Written exercise ▸ Reproduce this listing in full.

— Start —

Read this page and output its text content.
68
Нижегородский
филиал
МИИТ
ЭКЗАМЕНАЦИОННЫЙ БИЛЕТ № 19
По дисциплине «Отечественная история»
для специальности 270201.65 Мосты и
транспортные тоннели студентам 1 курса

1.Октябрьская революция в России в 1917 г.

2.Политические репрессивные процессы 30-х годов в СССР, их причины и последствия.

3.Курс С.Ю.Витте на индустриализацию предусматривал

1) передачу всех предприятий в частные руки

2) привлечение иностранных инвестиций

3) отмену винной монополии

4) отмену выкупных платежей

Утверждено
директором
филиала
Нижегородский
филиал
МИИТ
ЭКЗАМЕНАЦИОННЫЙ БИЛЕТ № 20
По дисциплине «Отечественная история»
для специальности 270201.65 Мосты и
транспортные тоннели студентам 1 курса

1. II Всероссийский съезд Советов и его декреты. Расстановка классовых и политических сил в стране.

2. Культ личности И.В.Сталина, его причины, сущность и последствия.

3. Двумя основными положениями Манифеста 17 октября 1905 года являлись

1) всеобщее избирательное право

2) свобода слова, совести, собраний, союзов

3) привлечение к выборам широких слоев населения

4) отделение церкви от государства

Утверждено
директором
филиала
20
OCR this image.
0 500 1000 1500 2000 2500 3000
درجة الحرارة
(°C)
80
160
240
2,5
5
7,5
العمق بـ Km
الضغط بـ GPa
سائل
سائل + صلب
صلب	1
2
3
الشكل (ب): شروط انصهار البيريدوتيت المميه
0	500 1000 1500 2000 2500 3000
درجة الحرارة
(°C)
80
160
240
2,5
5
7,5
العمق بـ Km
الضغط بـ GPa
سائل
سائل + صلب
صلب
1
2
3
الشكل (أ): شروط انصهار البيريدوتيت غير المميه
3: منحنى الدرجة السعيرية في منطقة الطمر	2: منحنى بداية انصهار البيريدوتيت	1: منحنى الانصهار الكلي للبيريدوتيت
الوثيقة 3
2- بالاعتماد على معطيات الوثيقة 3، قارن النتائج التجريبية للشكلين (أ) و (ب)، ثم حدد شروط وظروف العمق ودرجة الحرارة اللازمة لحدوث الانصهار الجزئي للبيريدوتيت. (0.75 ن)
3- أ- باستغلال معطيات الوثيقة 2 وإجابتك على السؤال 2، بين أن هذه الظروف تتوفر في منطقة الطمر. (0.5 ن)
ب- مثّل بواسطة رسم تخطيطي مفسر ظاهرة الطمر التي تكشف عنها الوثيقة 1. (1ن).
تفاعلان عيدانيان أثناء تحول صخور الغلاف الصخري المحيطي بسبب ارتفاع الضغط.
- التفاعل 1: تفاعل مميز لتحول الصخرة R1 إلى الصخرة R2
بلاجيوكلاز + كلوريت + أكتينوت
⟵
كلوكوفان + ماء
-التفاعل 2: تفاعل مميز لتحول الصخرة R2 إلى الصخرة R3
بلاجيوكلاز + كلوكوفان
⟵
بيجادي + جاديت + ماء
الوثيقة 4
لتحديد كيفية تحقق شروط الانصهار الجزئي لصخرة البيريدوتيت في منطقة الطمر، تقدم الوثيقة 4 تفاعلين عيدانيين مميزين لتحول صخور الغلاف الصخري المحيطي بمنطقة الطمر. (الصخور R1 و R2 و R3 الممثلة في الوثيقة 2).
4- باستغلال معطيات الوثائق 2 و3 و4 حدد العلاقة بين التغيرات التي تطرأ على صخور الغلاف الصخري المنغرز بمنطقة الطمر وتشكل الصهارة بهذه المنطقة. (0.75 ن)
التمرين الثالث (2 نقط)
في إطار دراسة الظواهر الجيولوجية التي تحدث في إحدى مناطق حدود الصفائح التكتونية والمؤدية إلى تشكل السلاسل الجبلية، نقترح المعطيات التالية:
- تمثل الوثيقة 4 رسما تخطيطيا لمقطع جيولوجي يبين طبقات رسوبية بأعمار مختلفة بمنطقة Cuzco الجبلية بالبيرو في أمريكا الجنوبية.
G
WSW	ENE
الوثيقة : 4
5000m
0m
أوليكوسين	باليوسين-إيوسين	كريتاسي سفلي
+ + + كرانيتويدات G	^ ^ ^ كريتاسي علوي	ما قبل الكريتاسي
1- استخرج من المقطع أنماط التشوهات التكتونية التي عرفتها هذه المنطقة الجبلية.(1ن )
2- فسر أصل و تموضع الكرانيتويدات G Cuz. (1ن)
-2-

— End —

Final answer ▸
Read this page and output its text content.
68
Нижегородский
филиал
МИИТ
ЭКЗАМЕНАЦИОННЫЙ БИЛЕТ № 19
По дисциплине «Отечественная история»
для специальности 270201.65 Мосты и
транспортные тоннели студентам 1 курса

1.Октябрьская революция в России в 1917 г.

2.Политические репрессивные процессы 30-х годов в СССР, их причины и последствия.

3.Курс С.Ю.Витте на индустриализацию предусматривал

1) передачу всех предприятий в частные руки

2) привлечение иностранных инвестиций

3) отмену винной монополии

4) отмену выкупных платежей

Утверждено
директором
филиала
Нижегородский
филиал
МИИТ
ЭКЗАМЕНАЦИОННЫЙ БИЛЕТ № 20
По дисциплине «Отечественная история»
для специальности 270201.65 Мосты и
транспортные тоннели студентам 1 курса

1. II Всероссийский съезд Советов и его декреты. Расстановка классовых и политических сил в стране.

2. Культ личности И.В.Сталина, его причины, сущность и последствия.

3. Двумя основными положениями Манифеста 17 октября 1905 года являлись

1) всеобщее избирательное право

2) свобода слова, совести, собраний, союзов

3) привлечение к выборам широких слоев населения

4) отделение церкви от государства

Утверждено
директором
филиала
20
OCR this image.
0 500 1000 1500 2000 2500 3000
درجة الحرارة
(°C)
80
160
240
2,5
5
7,5
العمق بـ Km
الضغط بـ GPa
سائل
سائل + صلب
صلب	1
2
3
الشكل (ب): شروط انصهار البيريدوتيت المميه
0	500 1000 1500 2000 2500 3000
درجة الحرارة
(°C)
80
160
240
2,5
5
7,5
العمق بـ Km
الضغط بـ GPa
سائل
سائل + صلب
صلب
1
2
3
الشكل (أ): شروط انصهار البيريدوتيت غير المميه
3: منحنى الدرجة السعيرية في منطقة الطمر	2: منحنى بداية انصهار البيريدوتيت	1: منحنى الانصهار الكلي للبيريدوتيت
الوثيقة 3
2- بالاعتماد على معطيات الوثيقة 3، قارن النتائج التجريبية للشكلين (أ) و (ب)، ثم حدد شروط وظروف العمق ودرجة الحرارة اللازمة لحدوث الانصهار الجزئي للبيريدوتيت. (0.75 ن)
3- أ- باستغلال معطيات الوثيقة 2 وإجابتك على السؤال 2، بين أن هذه الظروف تتوفر في منطقة الطمر. (0.5 ن)
ب- مثّل بواسطة رسم تخطيطي مفسر ظاهرة الطمر التي تكشف عنها الوثيقة 1. (1ن).
تفاعلان عيدانيان أثناء تحول صخور الغلاف الصخري المحيطي بسبب ارتفاع الضغط.
- التفاعل 1: تفاعل مميز لتحول الصخرة R1 إلى الصخرة R2
بلاجيوكلاز + كلوريت + أكتينوت
⟵
كلوكوفان + ماء
-التفاعل 2: تفاعل مميز لتحول الصخرة R2 إلى الصخرة R3
بلاجيوكلاز + كلوكوفان
⟵
بيجادي + جاديت + ماء
الوثيقة 4
لتحديد كيفية تحقق شروط الانصهار الجزئي لصخرة البيريدوتيت في منطقة الطمر، تقدم الوثيقة 4 تفاعلين عيدانيين مميزين لتحول صخور الغلاف الصخري المحيطي بمنطقة الطمر. (الصخور R1 و R2 و R3 الممثلة في الوثيقة 2).
4- باستغلال معطيات الوثائق 2 و3 و4 حدد العلاقة بين التغيرات التي تطرأ على صخور الغلاف الصخري المنغرز بمنطقة الطمر وتشكل الصهارة بهذه المنطقة. (0.75 ن)
التمرين الثالث (2 نقط)
في إطار دراسة الظواهر الجيولوجية التي تحدث في إحدى مناطق حدود الصفائح التكتونية والمؤدية إلى تشكل السلاسل الجبلية، نقترح المعطيات التالية:
- تمثل الوثيقة 4 رسما تخطيطيا لمقطع جيولوجي يبين طبقات رسوبية بأعمار مختلفة بمنطقة Cuzco الجبلية بالبيرو في أمريكا الجنوبية.
G
WSW	ENE
الوثيقة : 4
5000m
0m
أوليكوسين	باليوسين-إيوسين	كريتاسي سفلي
+ + + كرانيتويدات G	^ ^ ^ كريتاسي علوي	ما قبل الكريتاسي
1- استخرج من المقطع أنماط التشوهات التكتونية التي عرفتها هذه المنطقة الجبلية.(1ن )
2- فسر أصل و تموضع الكرانيتويدات G Cuz. (1ن)
-2-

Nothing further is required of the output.